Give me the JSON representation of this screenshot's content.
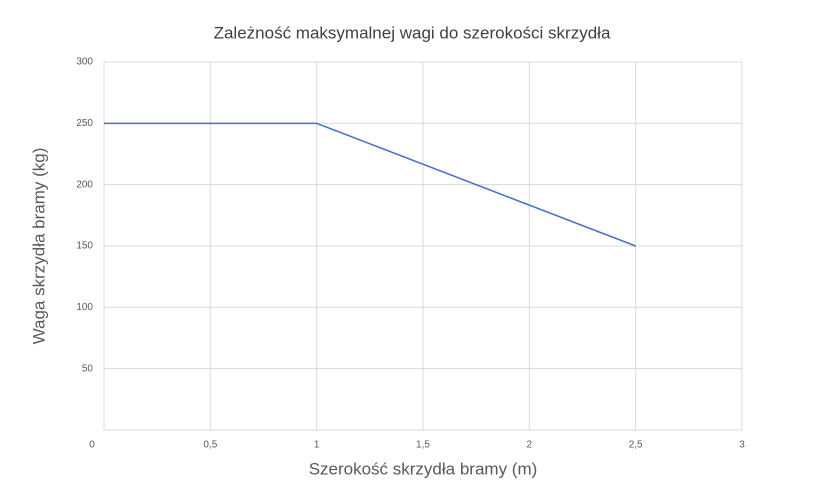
{
  "chart_data": {
    "type": "line",
    "title": "Zależność maksymalnej wagi do szerokości skrzydła",
    "x_label": "Szerokość skrzydła bramy (m)",
    "y_label": "Waga skrzydła bramy (kg)",
    "x": [
      0,
      1,
      2.5
    ],
    "series": [
      {
        "name": "Waga",
        "color": "#4472c4",
        "values": [
          250,
          250,
          150
        ]
      }
    ],
    "xlim": [
      0,
      3
    ],
    "xticks": [
      0,
      {
        "value": 0.5,
        "label": "0,5"
      },
      1,
      {
        "value": 1.5,
        "label": "1,5"
      },
      2,
      {
        "value": 2.5,
        "label": "2,5"
      },
      3
    ],
    "ylim": [
      0,
      300
    ],
    "yticks": [
      50,
      100,
      150,
      200,
      250,
      300
    ],
    "grid": true
  }
}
· · · ·
SET TASK
Keep every word of the data as it is when you write it out, but drop the pictures.

RESPONSE
Give me the JSON representation of this screenshot's content.
{
  "chart_data": {
    "type": "line",
    "title": "Zależność maksymalnej wagi do szerokości skrzydła",
    "x_label": "Szerokość skrzydła bramy (m)",
    "y_label": "Waga skrzydła bramy (kg)",
    "x": [
      0,
      1,
      2.5
    ],
    "series": [
      {
        "name": "Waga",
        "color": "#4472c4",
        "values": [
          250,
          250,
          150
        ]
      }
    ],
    "xlim": [
      0,
      3
    ],
    "xticks": [
      0,
      {
        "value": 0.5,
        "label": "0,5"
      },
      1,
      {
        "value": 1.5,
        "label": "1,5"
      },
      2,
      {
        "value": 2.5,
        "label": "2,5"
      },
      3
    ],
    "ylim": [
      0,
      300
    ],
    "yticks": [
      50,
      100,
      150,
      200,
      250,
      300
    ],
    "grid": true
  }
}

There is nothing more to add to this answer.